Условие задачи>
Ответьте на вопросы по приведённому отрывку:
(а) Где в старших классах были простужены ноги?
(б) Что врач сказал о сроках?
(в) Кого разбудила соседка по палате, когда не нашла врача?

Приведённый отрывок>
◇ ◇ ◇
Когда выписывалась, меня вдруг осенило. В старших классах, было дело, в холодной речке простужала ноги. После этого ко мне, на тогдашнем школьном сленге, «не приезжали гости». Не отрывался «красный день календаря». Я «не выбрасывала красный флаг». Ну, господи: не наступали критические дни!!

И вот, когда меня осенило, я спросила врача:

— А может, и не было никакой беременности? Может, простое переохлаждение?

— Может, — равнодушно пожала плечами врач-живодёр. — Сроки маленькие. Ты ведь не стеклянная, а мы не Господь Бог — насквозь не видим. Но лучше перестраховаться.

Страшно подумать, сколько в то время, ради перестраховки, чистили (выскабливали) «чистых», без вины виноватых, пациенток. Делали аборты «яловым» женщинам. В том числе и нерожавшим первотёлкам, как я. Ставя под угрозу моё будущее материнство.

Какие там 20 миллионов долларов за физический и моральный ущерб.

* * *

Нынче смотришь телевизор: совсем американские феминистки оборзели. Сексуальные домогательства, сексуальные домогательства… Эх, не нюхали эти недотроги войны и безмужичья.

Да у нас мужик по попе от души, звонко наподдаст — это же наилучший комплимент. Бабонька расцветёт и весь день светится, будто в лотерею выиграла. Будто ей премию в размере месячного оклада выдали.

Да за сексуальные домогательства она сама бутылку поставит и закусь соорудит, чтобы домогательства эти довести до логического завершения.

* * *

А всё-таки лечение в санатории дало свои плоды. Во мне завязался крохотный будущий плодик. Произошло это в далёком южном городе, вдали от дома, от мамы, родных и подруг.

Уже когда лежала на сохранении, ночью хлынула кровь. Соседка из палаты пошла искать врача, не нашла — разбудила медсестру. Та, недовольно ворча, отправилась за дежурным доктором — и пропала. Прошло двадцать минут, полчаса. Палата уснула.
◇ ◇ ◇
Предоставленные материалы>
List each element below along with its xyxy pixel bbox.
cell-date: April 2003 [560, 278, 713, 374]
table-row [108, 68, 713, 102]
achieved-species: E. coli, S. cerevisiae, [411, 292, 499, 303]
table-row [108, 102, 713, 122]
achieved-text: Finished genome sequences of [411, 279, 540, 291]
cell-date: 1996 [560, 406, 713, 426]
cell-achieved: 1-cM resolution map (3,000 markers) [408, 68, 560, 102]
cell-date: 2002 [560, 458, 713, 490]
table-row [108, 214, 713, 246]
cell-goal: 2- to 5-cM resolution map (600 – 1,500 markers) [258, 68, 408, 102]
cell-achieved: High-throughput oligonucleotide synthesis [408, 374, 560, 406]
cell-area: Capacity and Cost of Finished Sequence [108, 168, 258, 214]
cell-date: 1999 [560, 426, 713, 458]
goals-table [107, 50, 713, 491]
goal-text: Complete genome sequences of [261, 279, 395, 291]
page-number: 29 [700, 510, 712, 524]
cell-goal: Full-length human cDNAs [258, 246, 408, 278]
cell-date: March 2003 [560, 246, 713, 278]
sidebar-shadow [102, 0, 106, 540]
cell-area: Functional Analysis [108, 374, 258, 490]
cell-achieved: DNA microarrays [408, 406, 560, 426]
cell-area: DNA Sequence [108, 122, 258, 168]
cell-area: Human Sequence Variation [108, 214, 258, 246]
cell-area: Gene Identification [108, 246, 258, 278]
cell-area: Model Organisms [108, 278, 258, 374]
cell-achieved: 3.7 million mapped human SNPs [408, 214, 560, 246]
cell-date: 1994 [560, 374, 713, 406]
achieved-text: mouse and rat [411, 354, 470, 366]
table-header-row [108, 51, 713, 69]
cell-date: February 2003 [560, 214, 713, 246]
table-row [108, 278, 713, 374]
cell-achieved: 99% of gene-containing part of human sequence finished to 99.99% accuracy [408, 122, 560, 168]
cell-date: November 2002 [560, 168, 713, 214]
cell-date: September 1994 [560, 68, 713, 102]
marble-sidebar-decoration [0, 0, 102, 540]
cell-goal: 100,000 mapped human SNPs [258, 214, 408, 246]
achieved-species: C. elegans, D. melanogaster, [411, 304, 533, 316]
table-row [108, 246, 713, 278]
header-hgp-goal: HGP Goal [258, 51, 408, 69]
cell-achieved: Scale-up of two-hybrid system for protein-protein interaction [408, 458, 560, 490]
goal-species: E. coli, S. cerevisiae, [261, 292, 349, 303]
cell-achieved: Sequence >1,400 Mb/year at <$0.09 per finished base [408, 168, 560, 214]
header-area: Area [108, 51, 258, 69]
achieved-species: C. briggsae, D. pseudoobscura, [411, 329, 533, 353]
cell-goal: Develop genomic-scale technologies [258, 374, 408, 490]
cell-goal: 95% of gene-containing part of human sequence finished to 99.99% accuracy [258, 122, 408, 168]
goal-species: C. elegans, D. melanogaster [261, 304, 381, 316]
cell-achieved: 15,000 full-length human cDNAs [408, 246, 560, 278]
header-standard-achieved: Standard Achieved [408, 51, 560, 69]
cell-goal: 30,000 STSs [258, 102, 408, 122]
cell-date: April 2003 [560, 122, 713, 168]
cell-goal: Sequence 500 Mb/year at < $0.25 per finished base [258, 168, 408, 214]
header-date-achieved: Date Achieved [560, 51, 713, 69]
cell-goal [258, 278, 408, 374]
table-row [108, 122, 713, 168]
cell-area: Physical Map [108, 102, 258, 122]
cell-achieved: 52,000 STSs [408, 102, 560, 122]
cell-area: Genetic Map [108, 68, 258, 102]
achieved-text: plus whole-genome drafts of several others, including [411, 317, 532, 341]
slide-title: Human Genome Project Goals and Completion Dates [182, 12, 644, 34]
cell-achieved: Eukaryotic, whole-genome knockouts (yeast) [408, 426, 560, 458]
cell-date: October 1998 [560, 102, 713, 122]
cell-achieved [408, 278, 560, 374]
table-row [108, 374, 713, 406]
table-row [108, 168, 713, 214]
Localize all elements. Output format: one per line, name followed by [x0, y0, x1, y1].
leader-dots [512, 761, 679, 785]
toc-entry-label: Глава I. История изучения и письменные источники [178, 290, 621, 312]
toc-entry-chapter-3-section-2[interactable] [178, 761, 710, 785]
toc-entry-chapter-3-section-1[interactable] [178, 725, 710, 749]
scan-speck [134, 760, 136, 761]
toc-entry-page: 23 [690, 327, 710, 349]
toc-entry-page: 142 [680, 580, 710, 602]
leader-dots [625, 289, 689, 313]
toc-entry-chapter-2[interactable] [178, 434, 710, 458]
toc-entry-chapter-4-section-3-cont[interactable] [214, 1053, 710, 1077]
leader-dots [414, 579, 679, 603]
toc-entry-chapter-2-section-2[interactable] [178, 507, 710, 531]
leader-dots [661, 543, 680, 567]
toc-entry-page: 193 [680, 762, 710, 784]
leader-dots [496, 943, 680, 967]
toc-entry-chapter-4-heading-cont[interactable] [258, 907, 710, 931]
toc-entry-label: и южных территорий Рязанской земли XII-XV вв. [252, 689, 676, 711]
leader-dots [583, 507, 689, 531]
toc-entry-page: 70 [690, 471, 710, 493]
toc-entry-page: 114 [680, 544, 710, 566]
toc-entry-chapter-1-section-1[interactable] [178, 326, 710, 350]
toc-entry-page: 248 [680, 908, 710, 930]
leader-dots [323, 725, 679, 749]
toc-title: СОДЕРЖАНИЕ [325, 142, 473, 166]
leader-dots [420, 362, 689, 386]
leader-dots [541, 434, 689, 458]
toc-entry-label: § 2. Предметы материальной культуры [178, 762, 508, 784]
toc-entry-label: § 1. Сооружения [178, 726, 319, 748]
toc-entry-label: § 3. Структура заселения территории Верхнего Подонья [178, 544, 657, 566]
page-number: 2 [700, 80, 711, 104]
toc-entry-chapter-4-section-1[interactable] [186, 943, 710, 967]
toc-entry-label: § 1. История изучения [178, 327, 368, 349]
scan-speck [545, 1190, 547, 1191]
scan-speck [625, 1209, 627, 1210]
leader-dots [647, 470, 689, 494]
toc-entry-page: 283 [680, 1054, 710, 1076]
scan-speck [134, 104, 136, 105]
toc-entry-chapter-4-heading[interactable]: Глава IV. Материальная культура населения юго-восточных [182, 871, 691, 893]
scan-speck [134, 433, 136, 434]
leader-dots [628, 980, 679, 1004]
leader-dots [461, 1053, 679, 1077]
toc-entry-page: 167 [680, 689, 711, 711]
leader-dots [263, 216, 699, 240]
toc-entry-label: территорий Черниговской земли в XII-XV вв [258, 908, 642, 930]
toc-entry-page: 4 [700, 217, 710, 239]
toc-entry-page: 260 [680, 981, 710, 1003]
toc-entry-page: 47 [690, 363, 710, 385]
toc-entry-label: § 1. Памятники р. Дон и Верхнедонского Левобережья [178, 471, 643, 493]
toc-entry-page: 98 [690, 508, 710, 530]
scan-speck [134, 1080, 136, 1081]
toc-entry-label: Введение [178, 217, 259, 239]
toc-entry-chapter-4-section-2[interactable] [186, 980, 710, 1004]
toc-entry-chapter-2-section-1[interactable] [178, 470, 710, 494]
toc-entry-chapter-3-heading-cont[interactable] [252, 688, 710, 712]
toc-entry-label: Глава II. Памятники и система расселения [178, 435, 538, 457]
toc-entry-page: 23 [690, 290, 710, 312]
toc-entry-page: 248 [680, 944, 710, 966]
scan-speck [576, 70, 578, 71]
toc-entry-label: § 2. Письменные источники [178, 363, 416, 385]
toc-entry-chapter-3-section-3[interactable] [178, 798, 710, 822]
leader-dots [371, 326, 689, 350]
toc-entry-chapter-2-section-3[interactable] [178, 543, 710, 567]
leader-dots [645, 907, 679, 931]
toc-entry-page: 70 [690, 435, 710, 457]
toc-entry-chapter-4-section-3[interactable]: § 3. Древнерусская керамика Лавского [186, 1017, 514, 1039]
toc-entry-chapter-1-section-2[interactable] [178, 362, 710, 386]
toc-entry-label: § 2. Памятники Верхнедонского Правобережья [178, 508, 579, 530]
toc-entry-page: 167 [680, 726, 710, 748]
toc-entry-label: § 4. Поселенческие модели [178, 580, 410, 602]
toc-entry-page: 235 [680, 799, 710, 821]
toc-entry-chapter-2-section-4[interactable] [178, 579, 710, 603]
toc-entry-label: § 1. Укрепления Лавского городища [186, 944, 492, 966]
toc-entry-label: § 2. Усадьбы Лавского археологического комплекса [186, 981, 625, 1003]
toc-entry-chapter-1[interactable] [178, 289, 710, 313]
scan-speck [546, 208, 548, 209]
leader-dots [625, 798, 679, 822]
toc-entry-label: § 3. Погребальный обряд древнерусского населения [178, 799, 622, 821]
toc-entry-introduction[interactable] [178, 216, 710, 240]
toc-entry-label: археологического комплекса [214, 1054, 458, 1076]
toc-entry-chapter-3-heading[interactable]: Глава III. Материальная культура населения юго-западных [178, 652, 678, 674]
◇ ◇ ◇
Ответ на задание>
(а) В холодной речке.
(б) «Сроки маленькие».
(в) Медсестру.